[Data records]
----
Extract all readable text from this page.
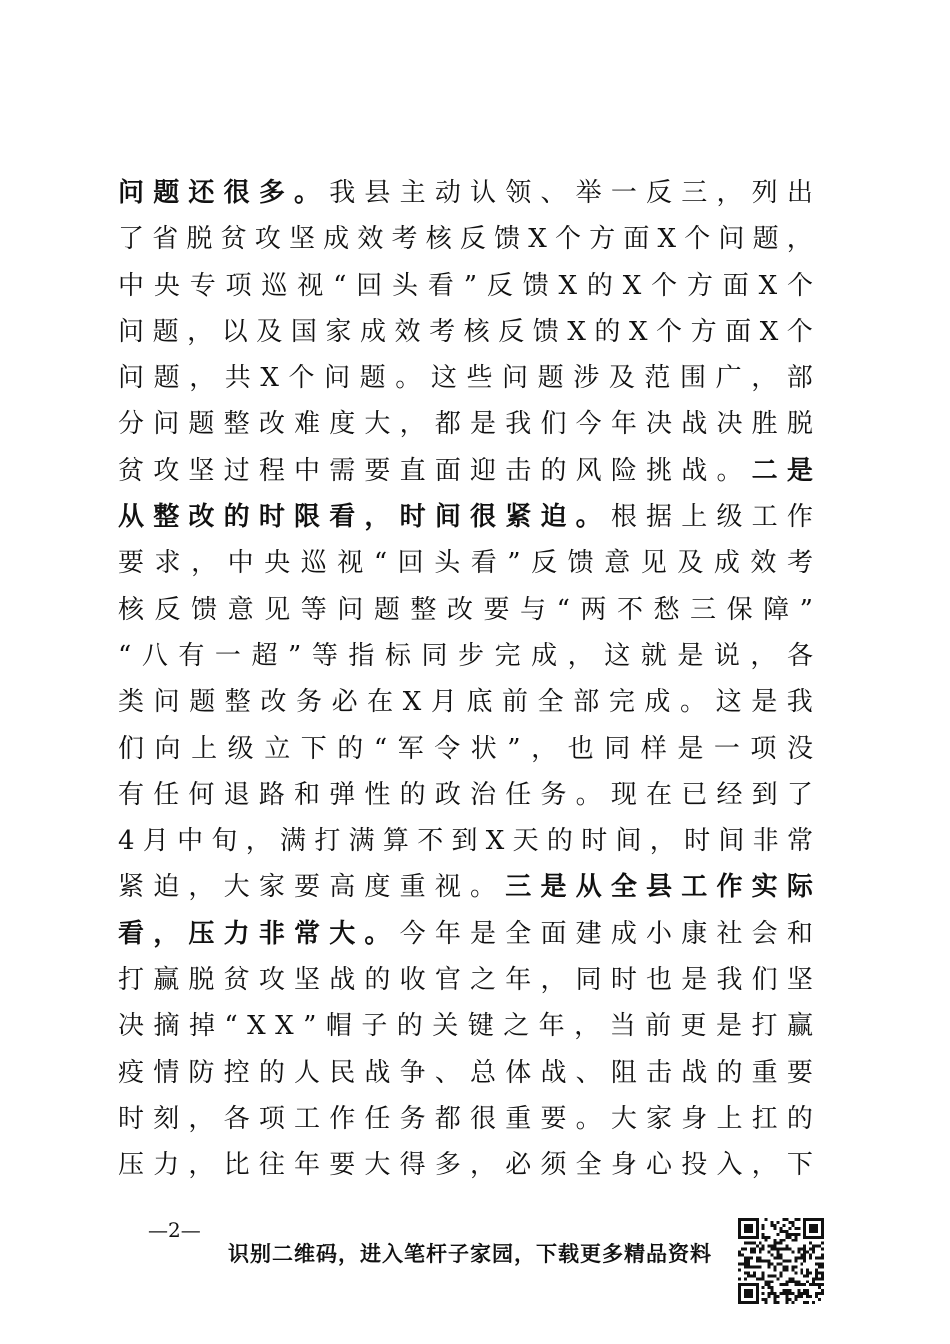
问 题 还 很 多 。 我 县 主 动 认 领 、 举 一 反 三 ， 列 出
了 省 脱 贫 攻 坚 成 效 考 核 反 馈 X 个 方 面 X 个 问 题 ，
中 央 专 项 巡 视 “ 回 头 看 ” 反 馈 X 的 X 个 方 面 X 个
问 题 ， 以 及 国 家 成 效 考 核 反 馈 X 的 X 个 方 面 X 个
问 题 ， 共 X 个 问 题 。 这 些 问 题 涉 及 范 围 广 ， 部
分 问 题 整 改 难 度 大 ， 都 是 我 们 今 年 决 战 决 胜 脱
贫 攻 坚 过 程 中 需 要 直 面 迎 击 的 风 险 挑 战 。 二 是
从 整 改 的 时 限 看 ， 时 间 很 紧 迫 。 根 据 上 级 工 作
要 求 ， 中 央 巡 视 “ 回 头 看 ” 反 馈 意 见 及 成 效 考
核 反 馈 意 见 等 问 题 整 改 要 与 “ 两 不 愁 三 保 障 ”
“ 八 有 一 超 ” 等 指 标 同 步 完 成 ， 这 就 是 说 ， 各
类 问 题 整 改 务 必 在 X 月 底 前 全 部 完 成 。 这 是 我
们 向 上 级 立 下 的 “ 军 令 状 ” ， 也 同 样 是 一 项 没
有 任 何 退 路 和 弹 性 的 政 治 任 务 。 现 在 已 经 到 了
4 月 中 旬 ， 满 打 满 算 不 到 X 天 的 时 间 ， 时 间 非 常
紧 迫 ， 大 家 要 高 度 重 视 。 三 是 从 全 县 工 作 实 际
看 ， 压 力 非 常 大 。 今 年 是 全 面 建 成 小 康 社 会 和
打 赢 脱 贫 攻 坚 战 的 收 官 之 年 ， 同 时 也 是 我 们 坚
决 摘 掉 “ X X ” 帽 子 的 关 键 之 年 ， 当 前 更 是 打 赢
疫 情 防 控 的 人 民 战 争 、 总 体 战 、 阻 击 战 的 重 要
时 刻 ， 各 项 工 作 任 务 都 很 重 要 。 大 家 身 上 扛 的
压 力 ， 比 往 年 要 大 得 多 ， 必 须 全 身 心 投 入 ， 下
—2—
识别二维码，进入笔杆子家园，下载更多精品资料
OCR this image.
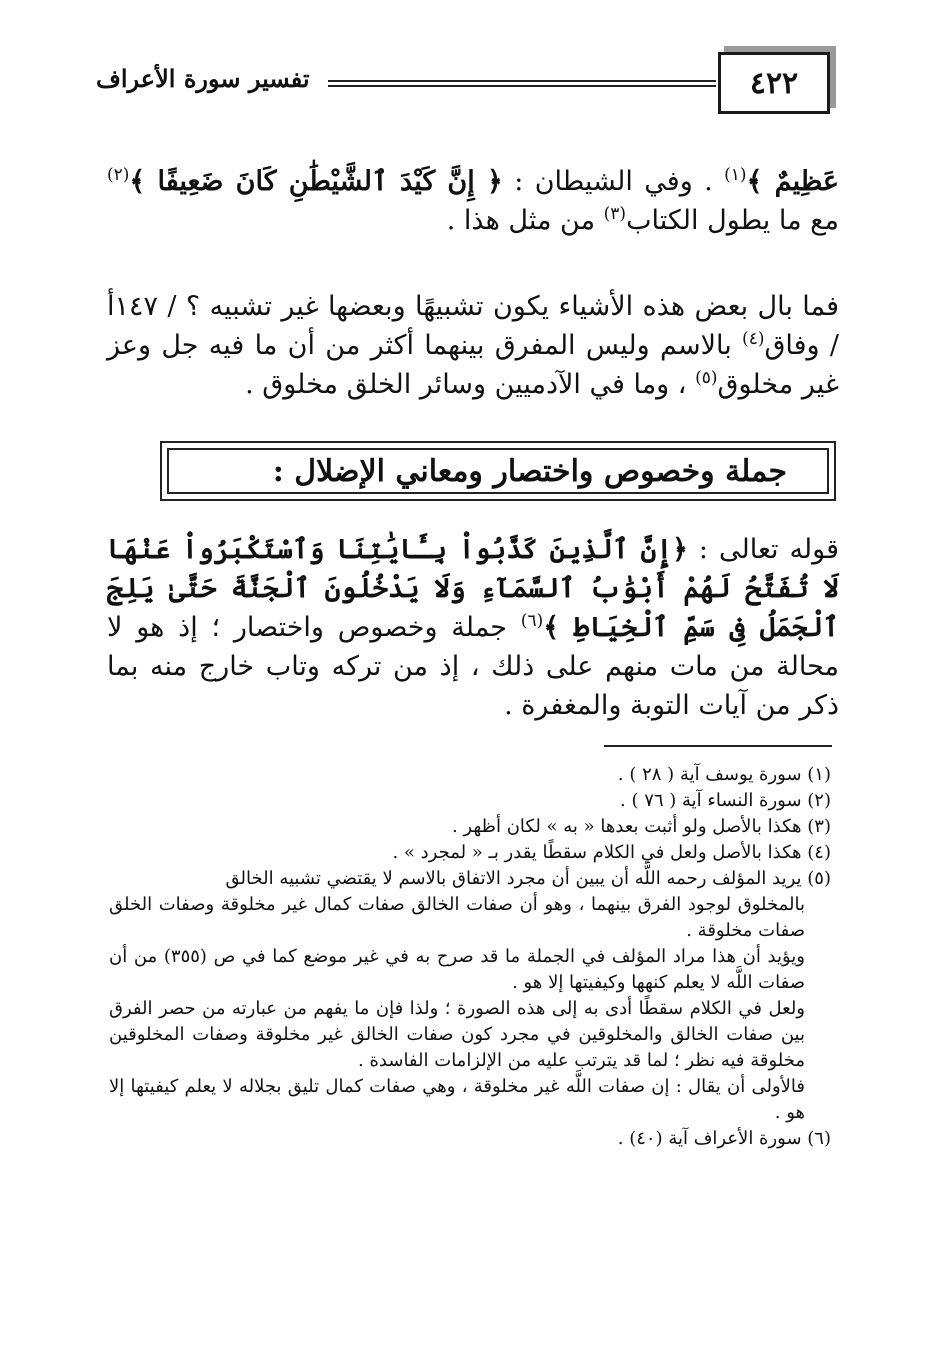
٤٢٢
تفسير سورة الأعراف
عَظِيمٌ ﴾$^{(١)}$ . وفي الشيطان : ﴿ إِنَّ كَيْدَ ٱلشَّيْطَٰنِ كَانَ ضَعِيفًا ﴾$^{(٢)}$ مع ما يطول الكتاب$^{(٣)}$ من مثل هذا .
فما بال بعض هذه الأشياء يكون تشبيهًا وبعضها غير تشبيه ؟ / ١٤٧أ / وفاق$^{(٤)}$ بالاسم وليس المفرق بينهما أكثر من أن ما فيه جل وعز غير مخلوق$^{(٥)}$ ، وما في الآدميين وسائر الخلق مخلوق .
جملة وخصوص واختصار ومعاني الإضلال :
قوله تعالى : ﴿إِنَّ ٱلَّذِينَ كَذَّبُواْ بِـَٔايَٰتِنَا وَٱسْتَكْبَرُواْ عَنْهَا لَا تُفَتَّحُ لَهُمْ أَبْوَٰبُ ٱلسَّمَآءِ وَلَا يَدْخُلُونَ ٱلْجَنَّةَ حَتَّىٰ يَلِجَ ٱلْجَمَلُ فِى سَمِّ ٱلْخِيَاطِ ﴾$^{(٦)}$ جملة وخصوص واختصار ؛ إذ هو لا محالة من مات منهم على ذلك ، إذ من تركه وتاب خارج منه بما ذكر من آيات التوبة والمغفرة .
(١) سورة يوسف آية ( ٢٨ ) .
(٢) سورة النساء آية ( ٧٦ ) .
(٣) هكذا بالأصل ولو أثبت بعدها « به » لكان أظهر .
(٤) هكذا بالأصل ولعل في الكلام سقطًا يقدر بـ « لمجرد » .
(٥) يريد المؤلف رحمه اللَّه أن يبين أن مجرد الاتفاق بالاسم لا يقتضي تشبيه الخالق
بالمخلوق لوجود الفرق بينهما ، وهو أن صفات الخالق صفات كمال غير مخلوقة وصفات الخلق صفات مخلوقة .
ويؤيد أن هذا مراد المؤلف في الجملة ما قد صرح به في غير موضع كما في ص (٣٥٥) من أن صفات اللَّه لا يعلم كنهها وكيفيتها إلا هو .
ولعل في الكلام سقطًا أدى به إلى هذه الصورة ؛ ولذا فإن ما يفهم من عبارته من حصر الفرق بين صفات الخالق والمخلوقين في مجرد كون صفات الخالق غير مخلوقة وصفات المخلوقين مخلوقة فيه نظر ؛ لما قد يترتب عليه من الإلزامات الفاسدة .
فالأولى أن يقال : إن صفات اللَّه غير مخلوقة ، وهي صفات كمال تليق بجلاله لا يعلم كيفيتها إلا هو .
(٦) سورة الأعراف آية (٤٠) .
----
Work to be completed => Identify each line holding the string "بالأصل", and copy it out.

Expected answer =>
(٣) هكذا بالأصل ولو أثبت بعدها « به » لكان أظهر .
(٤) هكذا بالأصل ولعل في الكلام سقطًا يقدر بـ « لمجرد » .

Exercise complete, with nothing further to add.